[Short problem]: Among the entries below, find the lines with "TutorialDemo" and copy them.

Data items
· · · ·
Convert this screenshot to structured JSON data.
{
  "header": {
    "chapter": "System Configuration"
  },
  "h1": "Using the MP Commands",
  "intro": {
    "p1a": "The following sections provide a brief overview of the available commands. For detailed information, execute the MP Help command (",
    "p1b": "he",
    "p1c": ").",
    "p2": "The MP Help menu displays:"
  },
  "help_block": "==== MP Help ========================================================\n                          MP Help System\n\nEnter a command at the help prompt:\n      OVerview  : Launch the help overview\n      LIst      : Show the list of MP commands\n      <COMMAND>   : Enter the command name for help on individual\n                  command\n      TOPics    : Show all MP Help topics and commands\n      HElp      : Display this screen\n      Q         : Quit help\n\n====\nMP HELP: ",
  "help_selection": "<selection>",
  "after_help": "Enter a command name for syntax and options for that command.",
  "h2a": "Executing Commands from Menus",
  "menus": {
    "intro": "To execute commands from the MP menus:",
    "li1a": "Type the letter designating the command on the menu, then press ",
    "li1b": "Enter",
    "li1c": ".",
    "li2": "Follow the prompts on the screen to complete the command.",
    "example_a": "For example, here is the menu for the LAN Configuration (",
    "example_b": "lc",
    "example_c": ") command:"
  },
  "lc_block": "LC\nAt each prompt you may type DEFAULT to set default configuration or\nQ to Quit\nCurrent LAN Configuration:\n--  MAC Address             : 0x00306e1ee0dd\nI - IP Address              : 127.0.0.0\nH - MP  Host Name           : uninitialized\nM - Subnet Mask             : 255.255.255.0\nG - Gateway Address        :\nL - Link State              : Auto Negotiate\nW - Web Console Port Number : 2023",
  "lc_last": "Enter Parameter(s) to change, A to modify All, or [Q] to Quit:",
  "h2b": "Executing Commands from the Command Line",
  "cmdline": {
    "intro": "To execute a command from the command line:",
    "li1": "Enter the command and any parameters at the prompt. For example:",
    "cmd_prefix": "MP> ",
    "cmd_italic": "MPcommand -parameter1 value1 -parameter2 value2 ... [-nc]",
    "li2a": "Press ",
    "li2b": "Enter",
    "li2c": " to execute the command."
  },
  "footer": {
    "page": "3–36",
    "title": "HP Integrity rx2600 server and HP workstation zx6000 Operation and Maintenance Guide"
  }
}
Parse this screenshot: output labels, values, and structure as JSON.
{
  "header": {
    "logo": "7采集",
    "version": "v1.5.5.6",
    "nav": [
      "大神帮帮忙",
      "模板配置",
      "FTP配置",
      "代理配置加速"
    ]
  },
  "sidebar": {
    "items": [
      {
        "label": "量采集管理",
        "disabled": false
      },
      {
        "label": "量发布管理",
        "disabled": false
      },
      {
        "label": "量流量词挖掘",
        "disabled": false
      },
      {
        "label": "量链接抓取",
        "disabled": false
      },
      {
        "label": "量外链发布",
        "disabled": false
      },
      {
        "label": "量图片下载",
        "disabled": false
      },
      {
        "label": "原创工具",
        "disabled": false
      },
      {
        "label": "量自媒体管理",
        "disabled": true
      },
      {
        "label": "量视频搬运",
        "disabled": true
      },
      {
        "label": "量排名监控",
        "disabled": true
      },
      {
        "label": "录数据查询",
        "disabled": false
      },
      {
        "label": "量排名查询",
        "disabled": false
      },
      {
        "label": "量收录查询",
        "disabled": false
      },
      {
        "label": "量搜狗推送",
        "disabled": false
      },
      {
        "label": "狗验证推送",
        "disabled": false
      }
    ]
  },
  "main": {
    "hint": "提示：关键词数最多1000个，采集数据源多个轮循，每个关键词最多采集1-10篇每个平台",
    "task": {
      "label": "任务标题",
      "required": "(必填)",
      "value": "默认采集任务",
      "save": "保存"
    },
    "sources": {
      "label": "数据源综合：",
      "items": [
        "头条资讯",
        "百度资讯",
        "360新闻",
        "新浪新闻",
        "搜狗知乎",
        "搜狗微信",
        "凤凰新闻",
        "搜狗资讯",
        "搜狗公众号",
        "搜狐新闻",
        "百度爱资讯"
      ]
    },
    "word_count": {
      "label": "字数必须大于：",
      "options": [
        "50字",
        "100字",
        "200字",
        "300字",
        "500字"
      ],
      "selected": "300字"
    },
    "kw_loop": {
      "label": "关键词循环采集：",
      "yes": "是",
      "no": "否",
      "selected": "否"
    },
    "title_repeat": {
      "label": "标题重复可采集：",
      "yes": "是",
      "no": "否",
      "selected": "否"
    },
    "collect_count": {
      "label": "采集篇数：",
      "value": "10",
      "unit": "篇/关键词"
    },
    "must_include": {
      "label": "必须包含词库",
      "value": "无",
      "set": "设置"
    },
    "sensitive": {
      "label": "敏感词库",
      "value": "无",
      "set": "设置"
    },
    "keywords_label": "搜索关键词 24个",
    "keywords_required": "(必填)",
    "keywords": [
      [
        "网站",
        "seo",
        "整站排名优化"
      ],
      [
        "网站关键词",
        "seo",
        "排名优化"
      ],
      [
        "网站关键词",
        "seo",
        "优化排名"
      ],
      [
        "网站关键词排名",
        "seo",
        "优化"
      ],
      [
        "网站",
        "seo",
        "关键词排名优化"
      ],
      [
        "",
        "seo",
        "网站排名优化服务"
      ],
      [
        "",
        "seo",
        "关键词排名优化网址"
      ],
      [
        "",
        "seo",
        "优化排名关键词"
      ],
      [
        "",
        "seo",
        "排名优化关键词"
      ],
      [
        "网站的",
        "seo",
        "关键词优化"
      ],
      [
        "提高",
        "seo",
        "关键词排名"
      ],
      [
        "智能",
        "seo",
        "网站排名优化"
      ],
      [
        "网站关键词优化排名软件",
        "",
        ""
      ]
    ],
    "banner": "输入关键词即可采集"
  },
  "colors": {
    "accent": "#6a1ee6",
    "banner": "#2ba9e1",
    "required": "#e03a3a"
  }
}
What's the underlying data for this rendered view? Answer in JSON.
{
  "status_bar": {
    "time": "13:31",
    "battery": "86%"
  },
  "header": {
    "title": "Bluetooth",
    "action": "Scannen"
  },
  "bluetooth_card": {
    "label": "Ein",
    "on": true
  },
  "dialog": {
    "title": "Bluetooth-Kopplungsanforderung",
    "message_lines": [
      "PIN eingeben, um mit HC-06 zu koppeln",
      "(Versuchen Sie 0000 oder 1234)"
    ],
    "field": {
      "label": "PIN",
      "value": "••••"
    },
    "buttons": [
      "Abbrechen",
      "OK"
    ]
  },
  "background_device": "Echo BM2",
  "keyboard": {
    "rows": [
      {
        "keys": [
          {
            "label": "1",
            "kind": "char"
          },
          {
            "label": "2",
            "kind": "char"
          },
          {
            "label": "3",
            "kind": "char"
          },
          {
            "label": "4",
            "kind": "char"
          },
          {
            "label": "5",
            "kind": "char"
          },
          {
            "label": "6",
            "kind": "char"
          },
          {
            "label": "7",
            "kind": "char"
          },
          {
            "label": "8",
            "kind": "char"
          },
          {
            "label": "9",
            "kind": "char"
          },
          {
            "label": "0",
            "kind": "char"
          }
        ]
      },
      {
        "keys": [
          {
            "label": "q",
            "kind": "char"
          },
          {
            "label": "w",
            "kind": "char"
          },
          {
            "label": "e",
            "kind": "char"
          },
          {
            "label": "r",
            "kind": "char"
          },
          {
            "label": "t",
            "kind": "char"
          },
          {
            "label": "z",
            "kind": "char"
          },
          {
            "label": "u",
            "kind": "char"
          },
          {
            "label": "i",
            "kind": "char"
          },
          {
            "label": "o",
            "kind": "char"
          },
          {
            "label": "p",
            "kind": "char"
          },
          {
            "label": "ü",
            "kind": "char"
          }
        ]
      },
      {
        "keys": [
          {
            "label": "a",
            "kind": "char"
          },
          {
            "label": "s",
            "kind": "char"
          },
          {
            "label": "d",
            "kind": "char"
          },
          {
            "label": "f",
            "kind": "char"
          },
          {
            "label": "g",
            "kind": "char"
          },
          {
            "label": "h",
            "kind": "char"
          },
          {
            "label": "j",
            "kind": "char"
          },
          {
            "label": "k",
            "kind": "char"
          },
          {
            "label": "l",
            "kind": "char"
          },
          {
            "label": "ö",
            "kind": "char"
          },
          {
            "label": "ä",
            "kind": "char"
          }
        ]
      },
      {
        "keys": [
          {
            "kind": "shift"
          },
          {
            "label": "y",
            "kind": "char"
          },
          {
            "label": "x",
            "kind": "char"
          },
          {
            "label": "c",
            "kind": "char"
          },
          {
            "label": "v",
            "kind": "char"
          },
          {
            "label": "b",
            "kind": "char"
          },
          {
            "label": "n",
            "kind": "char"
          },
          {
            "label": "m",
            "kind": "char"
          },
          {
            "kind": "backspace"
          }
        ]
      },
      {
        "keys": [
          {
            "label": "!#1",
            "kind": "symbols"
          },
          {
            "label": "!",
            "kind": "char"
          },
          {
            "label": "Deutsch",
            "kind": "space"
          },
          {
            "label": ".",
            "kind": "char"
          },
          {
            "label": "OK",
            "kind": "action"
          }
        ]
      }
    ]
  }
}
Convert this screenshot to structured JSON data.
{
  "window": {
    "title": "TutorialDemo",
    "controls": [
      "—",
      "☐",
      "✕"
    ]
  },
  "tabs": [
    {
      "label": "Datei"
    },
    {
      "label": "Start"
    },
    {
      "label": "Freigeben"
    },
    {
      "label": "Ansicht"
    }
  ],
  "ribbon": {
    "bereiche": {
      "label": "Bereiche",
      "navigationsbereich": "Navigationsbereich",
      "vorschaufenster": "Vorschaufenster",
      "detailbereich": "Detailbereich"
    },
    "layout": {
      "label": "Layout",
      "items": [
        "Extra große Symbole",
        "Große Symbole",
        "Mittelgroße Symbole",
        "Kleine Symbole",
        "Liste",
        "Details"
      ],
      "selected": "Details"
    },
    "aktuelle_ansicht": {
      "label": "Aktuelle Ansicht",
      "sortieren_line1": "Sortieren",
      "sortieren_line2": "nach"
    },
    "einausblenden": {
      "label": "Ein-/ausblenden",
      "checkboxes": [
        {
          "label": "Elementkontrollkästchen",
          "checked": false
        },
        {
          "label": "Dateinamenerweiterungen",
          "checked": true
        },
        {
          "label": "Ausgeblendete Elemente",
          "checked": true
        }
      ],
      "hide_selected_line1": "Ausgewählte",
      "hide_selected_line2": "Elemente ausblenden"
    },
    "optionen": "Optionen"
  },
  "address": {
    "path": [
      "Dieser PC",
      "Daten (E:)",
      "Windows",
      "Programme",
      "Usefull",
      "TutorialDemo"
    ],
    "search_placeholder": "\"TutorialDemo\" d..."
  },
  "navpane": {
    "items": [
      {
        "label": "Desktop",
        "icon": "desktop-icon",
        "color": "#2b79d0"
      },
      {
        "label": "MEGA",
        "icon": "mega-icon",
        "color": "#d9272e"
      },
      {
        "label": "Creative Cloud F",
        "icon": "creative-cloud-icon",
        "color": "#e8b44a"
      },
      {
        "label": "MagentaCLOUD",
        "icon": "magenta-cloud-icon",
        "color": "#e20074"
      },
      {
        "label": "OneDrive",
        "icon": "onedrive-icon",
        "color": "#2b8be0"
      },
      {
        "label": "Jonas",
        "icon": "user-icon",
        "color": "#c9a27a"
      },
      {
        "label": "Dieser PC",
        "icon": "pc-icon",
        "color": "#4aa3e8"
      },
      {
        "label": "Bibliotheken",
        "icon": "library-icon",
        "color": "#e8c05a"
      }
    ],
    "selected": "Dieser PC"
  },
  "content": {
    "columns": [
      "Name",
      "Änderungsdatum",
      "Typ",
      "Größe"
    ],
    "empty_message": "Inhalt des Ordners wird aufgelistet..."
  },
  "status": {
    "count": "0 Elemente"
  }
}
· · · ·
[Correct result]:
    "title": "TutorialDemo",
      "TutorialDemo"
    "search_placeholder": "\"TutorialDemo\" d..."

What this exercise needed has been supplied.